• **Exercise tasks**:
A - From the methods text on thyroid hormone and urinary iodine testing, copy the passage word for word, starting with "Participants without a" and going on through "assay was repeated.".
B - In the methods text on thyroid hormone and urinary iodine testing, how many consecutive urine samples were pooled for each woman to measure iodine and creatinine?

• **Document excerpt**:
_____

Participants without a history of thyroid disease at the time of blood draw and who reported no current thyroid medication use were tested for thyroid hormones. Thyroid hormones (TSH, total and free T4, and total and free T3) were analyzed at the Emory Clinical Translational Research Laboratory with a Beckman Coulter Access II chemiluminescent immunoassay analyzer (Beckman Coulter). Analyses were conducted as directed by the manufacturer. Daily quality control (QC) samples were run before and after all study samples, and blinded controls were run throughout. If QC samples were more than two standard deviations from the expected values, the assay was repeated.

Urinary Iodine Analyses

A subset of women (n=28 from Phase 1 and n=52 from Phase 2) also participated in a study examining menstrual cycle function, which involved daily collection of urine samples for three months directly following their blood draw for this study. Women were eligible for this study if they were premenopausal, were not pregnant or lactating, were not currently taking hormonal medication, and had never had a reproductive cancer or treatment for any cancer. Because it has been shown that 10 to 14 urinary iodine measurements are needed to estimate individual iodine status with 20% precision owing to the high degree of within-person variability in spot urine samples (Andersen et al. 2008; König et al. 2011), we pooled equal volumes from 14 consecutive urine samples for each woman and measured iodine and creatinine concentrations in the pooled sample. The samples selected for pooling were those that were collected closest in time to the blood draw to approximate iodine status at the time thyroid hormones were measured. One woman participated twice such that she had two iodine concentrations (Phase 1 in 2004 and Phase 2 in 2013).

_____

• **Record extracts**:

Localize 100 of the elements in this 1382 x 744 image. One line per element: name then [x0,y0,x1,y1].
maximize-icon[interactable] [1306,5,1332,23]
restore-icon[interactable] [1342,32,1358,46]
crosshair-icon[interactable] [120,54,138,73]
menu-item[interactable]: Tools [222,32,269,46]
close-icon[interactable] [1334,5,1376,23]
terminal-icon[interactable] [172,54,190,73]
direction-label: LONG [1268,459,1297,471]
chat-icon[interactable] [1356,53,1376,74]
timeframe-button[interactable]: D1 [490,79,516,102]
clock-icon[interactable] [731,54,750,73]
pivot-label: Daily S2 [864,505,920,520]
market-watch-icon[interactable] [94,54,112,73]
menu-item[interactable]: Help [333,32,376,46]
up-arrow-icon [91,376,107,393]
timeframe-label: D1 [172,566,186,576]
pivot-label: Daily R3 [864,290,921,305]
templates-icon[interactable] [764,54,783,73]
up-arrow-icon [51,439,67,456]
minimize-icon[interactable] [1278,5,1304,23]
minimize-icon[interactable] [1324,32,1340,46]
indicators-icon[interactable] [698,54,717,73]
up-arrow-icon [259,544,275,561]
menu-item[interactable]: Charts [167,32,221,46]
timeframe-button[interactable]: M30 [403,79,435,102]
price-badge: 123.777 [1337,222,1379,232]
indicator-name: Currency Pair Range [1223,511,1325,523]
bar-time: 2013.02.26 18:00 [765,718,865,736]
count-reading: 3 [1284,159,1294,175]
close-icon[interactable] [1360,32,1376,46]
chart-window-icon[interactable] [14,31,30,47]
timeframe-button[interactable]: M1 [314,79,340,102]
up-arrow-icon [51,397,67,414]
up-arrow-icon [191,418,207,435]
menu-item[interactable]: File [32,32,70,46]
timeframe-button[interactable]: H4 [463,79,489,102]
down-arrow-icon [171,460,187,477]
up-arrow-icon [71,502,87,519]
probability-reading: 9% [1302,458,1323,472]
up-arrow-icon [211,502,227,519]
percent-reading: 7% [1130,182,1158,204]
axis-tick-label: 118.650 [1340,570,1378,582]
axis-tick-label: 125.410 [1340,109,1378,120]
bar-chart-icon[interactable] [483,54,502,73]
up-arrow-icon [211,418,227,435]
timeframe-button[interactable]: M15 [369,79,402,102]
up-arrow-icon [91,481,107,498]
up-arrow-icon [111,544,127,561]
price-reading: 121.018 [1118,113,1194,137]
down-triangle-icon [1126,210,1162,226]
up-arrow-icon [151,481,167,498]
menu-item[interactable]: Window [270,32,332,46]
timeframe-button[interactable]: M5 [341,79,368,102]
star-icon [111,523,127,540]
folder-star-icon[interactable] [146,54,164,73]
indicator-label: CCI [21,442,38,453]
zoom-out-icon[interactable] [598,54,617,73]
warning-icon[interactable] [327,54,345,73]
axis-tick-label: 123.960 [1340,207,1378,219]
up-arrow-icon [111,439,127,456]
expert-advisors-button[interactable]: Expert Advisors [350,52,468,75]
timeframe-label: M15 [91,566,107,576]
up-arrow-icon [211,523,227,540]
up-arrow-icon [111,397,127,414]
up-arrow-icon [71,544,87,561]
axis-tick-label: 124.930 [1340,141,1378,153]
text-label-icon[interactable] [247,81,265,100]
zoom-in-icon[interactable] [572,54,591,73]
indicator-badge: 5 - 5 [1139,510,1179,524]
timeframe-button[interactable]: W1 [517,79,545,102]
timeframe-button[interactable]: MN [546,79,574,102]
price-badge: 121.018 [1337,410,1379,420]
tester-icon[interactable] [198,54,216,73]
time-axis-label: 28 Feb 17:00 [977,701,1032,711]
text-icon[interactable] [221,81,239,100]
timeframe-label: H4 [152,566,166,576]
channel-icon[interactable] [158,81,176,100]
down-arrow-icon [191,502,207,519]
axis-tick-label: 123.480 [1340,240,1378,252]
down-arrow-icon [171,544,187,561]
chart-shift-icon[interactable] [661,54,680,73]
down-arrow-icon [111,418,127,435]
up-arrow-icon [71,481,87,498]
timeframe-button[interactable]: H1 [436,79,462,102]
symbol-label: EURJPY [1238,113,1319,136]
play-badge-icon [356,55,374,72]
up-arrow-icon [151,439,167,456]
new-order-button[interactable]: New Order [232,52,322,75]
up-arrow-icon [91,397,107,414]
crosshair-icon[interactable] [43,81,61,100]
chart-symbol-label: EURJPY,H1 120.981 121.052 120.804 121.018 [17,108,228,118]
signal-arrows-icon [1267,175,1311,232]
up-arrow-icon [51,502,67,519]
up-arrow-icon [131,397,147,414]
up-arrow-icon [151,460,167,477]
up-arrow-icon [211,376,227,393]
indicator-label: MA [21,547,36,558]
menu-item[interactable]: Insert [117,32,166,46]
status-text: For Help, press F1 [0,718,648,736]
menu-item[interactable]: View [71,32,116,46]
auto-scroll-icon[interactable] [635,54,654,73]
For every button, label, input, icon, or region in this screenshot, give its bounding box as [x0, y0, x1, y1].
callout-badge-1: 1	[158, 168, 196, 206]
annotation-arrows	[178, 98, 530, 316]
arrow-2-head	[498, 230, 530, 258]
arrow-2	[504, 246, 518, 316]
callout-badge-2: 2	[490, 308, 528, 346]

_____

• **Answers for this exercise**:
A -
Participants without a history of thyroid disease at the time of blood draw and who reported no current thyroid medication use were tested for thyroid hormones. Thyroid hormones (TSH, total and free T4, and total and free T3) were analyzed at the Emory Clinical Translational Research Laboratory with a Beckman Coulter Access II chemiluminescent immunoassay analyzer (Beckman Coulter). Analyses were conducted as directed by the manufacturer. Daily quality control (QC) samples were run before and after all study samples, and blinded controls were run throughout. If QC samples were more than two standard deviations from the expected values, the assay was repeated.

B - Fourteen consecutive urine samples were pooled for each woman.